- _EXERCISES_:
**1)** In the BSB-LAN download-timing thread, what causes the spikes in transfer times?
**2)** Carry on the BSB-LAN download-timing thread after its final sentence.

- _TEXT SEGMENT_:
I'll check again with a 10 MB file at a later stage. LAN download times are around 2.5 seconds (80 MHz) and 1.5 seconds (240MHz) btw. The WIFI router is just 1 meter away from the ESP32 :(.

fredlcore commented 1 year ago

BTW: Checking with the serial monitor running in parallel, I can see that the spikes in transfer times are due to the request being delayed due to BSB-LAN doing some kind of maintenance task (such as logging) or serving another request.

DE-cr commented 1 year ago

The only "maintenance task" I can imagine must be:

#ifdef ESP32
      esp_task_wdt_reset();
#endif

...whatever is in there.

This is a pattern I've just copied from transmitFile() (which is what /D uses) to my code handling /Da,b and /DKn.

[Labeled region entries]
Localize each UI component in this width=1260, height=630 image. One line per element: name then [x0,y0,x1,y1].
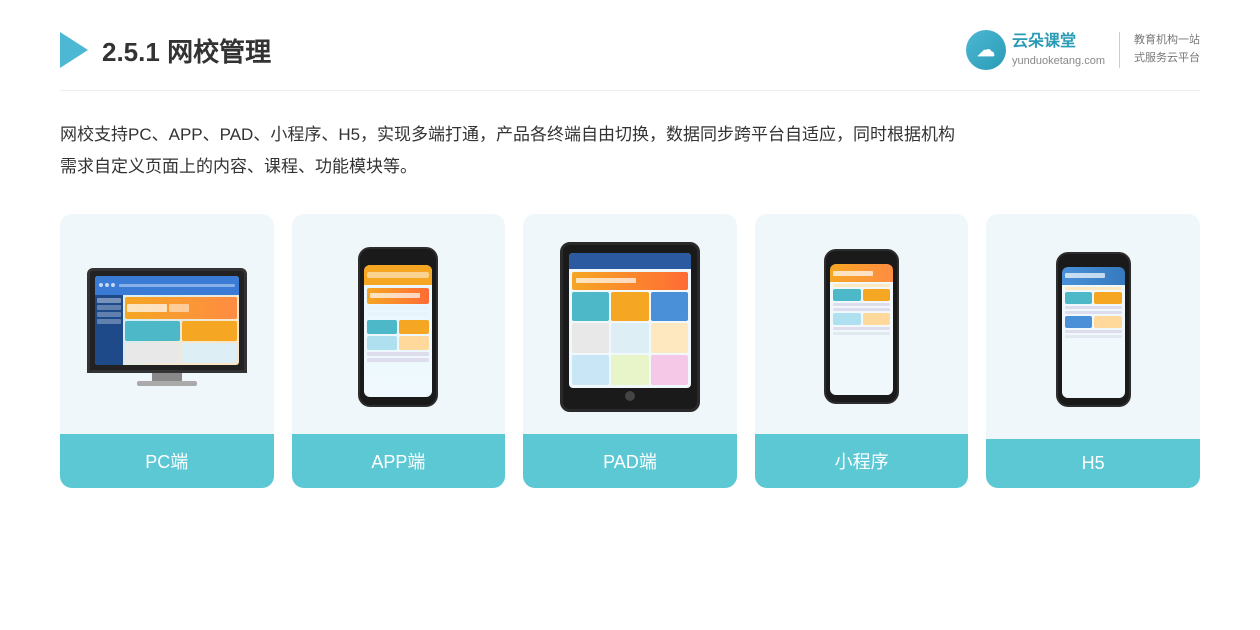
pc-mockup [87,268,247,386]
card-app-label: APP端 [292,434,506,488]
brand-icon: ☁ [966,30,1006,70]
mini-phone-h5 [1056,252,1131,407]
phone-screen-top-app [364,265,432,285]
pad-top-bar [569,253,691,269]
pc-screen-outer [87,268,247,373]
mini-phone-notch-h5 [1082,261,1104,265]
header-divider [1119,32,1120,68]
mini-phone-screen-h5 [1062,267,1125,398]
phone-screen-app [364,265,432,397]
cards-container: PC端 [60,214,1200,488]
pad-home-btn [625,391,635,401]
card-pc-image [60,214,274,434]
phone-notch-app [386,257,410,262]
pad-screen [569,253,691,388]
card-h5: H5 [986,214,1200,488]
phone-content-app [364,285,432,397]
card-pad-label: PAD端 [523,434,737,488]
card-pad-image [523,214,737,434]
card-miniprogram-image [755,214,969,434]
card-miniprogram: 小程序 [755,214,969,488]
card-pc-label: PC端 [60,434,274,488]
header-left: 2.5.1 网校管理 [60,32,271,69]
card-app-image [292,214,506,434]
description-text: 网校支持PC、APP、PAD、小程序、H5，实现多端打通，产品各终端自由切换，数… [60,119,1200,184]
mini-phone-notch-miniprogram [851,258,873,262]
mini-phone-miniprogram [824,249,899,404]
card-miniprogram-label: 小程序 [755,434,969,488]
phone-mockup-app [358,247,438,407]
brand-logo: ☁ 云朵课堂 yunduoketang.com [966,30,1105,70]
logo-icon [60,32,88,68]
header: 2.5.1 网校管理 ☁ 云朵课堂 yunduoketang.com 教育机构一… [60,30,1200,91]
card-h5-label: H5 [986,439,1200,488]
brand-area: ☁ 云朵课堂 yunduoketang.com 教育机构一站 式服务云平台 [966,30,1200,70]
page-container: 2.5.1 网校管理 ☁ 云朵课堂 yunduoketang.com 教育机构一… [0,0,1260,630]
mini-phone-screen-miniprogram [830,264,893,395]
card-pad: PAD端 [523,214,737,488]
pad-mockup [560,242,700,412]
card-h5-image [986,214,1200,439]
brand-text: 云朵课堂 yunduoketang.com [1012,31,1105,69]
page-title: 2.5.1 网校管理 [102,32,271,69]
card-app: APP端 [292,214,506,488]
card-pc: PC端 [60,214,274,488]
pc-screen-inner [95,276,239,365]
brand-slogan: 教育机构一站 式服务云平台 [1134,32,1200,67]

- _ANSWER LIST_:
**1)** The request is delayed while BSB-LAN performs a maintenance task, such as logging, or serves another request.

**2)**
fredlcore commented 1 year ago

I specifically meant BSB-LAN doing maintenance work such as logging, not the ESP32 core. So what happens is that a /D request reaches BSB-LAN when it is about to do the interval logging (which then takes some time) and only then takes care of the /D request. That explains the spikes in my case.

fredlcore commented 1 year ago

I have now included this as a web-configurable option, however when using LAN during energy saving active, BSB-LAN will go to full-speed during log output. There seems to be no negative impact in all of my testings here...

DE-cr commented 1 year ago

This had me wondering how many devices would get through the #if ... but then I remembered that Olimex is also an ESP32:

#if defined(ESP32) && !defined(WIFI)
        if (esp32_save_energy == true) {
          setCpuFrequencyMhz(240);
        }
#endif
DE-cr commented 1 year ago

I would have changed the comment here, as I do consider changes in /D times significant: setCpuFrequencyMhz(80); // reduce speed from 240 MHz to 80 MHz to reduce power consumption by approx. 20% with no significant loss of speed :)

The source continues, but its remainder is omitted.